--- START SUPPLIED RECORDS ---
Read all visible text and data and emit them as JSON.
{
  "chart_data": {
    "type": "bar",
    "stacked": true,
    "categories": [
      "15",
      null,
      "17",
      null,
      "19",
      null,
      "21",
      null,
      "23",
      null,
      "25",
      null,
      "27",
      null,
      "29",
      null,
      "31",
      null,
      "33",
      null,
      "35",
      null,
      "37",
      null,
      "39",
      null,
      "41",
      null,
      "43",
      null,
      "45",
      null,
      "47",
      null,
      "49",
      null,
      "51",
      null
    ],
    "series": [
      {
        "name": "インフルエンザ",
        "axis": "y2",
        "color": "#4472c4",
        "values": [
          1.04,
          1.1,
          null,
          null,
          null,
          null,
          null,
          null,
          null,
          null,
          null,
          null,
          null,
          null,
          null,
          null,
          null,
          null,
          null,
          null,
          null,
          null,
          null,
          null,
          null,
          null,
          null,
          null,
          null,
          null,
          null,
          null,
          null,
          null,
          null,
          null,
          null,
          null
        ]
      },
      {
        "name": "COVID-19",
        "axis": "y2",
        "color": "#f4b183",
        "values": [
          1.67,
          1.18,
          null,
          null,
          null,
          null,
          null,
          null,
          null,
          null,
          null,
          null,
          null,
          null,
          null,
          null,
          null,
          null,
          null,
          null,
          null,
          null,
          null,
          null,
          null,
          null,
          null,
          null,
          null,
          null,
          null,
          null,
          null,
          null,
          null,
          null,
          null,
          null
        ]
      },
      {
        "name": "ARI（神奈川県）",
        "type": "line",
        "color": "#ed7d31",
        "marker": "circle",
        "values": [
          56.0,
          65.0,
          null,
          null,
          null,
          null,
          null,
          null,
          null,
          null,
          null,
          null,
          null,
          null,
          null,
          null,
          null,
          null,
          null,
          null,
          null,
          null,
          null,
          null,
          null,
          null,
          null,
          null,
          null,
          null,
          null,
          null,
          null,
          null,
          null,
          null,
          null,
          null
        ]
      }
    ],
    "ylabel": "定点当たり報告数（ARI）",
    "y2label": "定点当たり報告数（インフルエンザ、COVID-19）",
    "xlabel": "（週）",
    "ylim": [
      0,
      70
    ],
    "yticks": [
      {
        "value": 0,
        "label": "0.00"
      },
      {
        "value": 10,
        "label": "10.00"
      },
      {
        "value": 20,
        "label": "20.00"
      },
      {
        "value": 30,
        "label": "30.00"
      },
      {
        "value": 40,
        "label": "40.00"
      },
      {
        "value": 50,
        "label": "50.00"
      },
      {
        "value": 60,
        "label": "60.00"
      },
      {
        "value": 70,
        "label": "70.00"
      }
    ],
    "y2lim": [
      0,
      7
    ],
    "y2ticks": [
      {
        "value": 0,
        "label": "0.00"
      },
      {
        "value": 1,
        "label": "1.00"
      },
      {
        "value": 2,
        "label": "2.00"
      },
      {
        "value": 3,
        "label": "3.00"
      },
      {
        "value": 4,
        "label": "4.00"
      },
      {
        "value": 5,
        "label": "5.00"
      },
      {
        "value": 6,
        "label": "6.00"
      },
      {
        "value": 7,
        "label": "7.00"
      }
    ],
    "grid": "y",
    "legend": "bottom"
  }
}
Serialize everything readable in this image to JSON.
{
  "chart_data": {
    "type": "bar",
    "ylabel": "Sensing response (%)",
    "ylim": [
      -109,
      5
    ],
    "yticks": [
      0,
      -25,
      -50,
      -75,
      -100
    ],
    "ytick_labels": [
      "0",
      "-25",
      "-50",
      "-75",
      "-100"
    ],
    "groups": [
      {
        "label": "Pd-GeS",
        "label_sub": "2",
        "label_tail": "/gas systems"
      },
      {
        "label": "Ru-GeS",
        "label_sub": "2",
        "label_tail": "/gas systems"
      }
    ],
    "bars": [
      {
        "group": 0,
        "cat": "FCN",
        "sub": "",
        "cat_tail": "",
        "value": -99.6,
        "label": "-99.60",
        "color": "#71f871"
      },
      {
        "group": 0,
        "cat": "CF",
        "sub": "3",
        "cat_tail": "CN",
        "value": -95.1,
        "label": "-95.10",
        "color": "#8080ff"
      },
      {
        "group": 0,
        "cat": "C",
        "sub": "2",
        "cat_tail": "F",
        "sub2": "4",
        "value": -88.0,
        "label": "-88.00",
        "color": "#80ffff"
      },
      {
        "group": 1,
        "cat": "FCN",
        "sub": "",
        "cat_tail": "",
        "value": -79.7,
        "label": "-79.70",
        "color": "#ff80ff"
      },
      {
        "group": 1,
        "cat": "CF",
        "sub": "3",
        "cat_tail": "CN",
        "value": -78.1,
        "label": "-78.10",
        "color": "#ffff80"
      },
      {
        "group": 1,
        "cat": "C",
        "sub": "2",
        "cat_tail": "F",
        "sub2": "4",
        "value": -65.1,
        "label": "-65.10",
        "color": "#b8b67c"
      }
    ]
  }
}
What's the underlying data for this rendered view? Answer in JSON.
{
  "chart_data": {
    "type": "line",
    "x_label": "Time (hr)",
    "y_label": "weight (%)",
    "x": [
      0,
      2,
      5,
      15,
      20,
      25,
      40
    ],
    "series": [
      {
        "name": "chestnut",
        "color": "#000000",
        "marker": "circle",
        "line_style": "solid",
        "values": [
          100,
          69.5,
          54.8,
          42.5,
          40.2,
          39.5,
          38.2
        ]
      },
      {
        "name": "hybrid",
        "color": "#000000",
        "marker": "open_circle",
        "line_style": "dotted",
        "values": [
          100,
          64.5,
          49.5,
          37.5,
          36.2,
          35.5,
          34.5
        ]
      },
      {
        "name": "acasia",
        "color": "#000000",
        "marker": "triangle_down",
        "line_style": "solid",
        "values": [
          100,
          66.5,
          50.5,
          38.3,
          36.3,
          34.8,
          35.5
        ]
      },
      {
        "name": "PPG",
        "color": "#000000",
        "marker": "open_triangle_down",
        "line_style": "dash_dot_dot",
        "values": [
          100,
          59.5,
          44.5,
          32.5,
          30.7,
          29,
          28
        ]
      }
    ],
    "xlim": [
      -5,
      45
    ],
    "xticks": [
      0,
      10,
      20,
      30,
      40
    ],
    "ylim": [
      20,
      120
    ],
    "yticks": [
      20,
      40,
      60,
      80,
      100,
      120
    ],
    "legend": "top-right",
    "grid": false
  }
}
--- END SUPPLIED RECORDS ---
## TASK PROMPT
Look through the entries and find each line that has the string "ylabel". Copy those lines.

## COMPLETED TASK
    "ylabel": "定点当たり報告数（ARI）",
    "ylabel": "Sensing response (%)",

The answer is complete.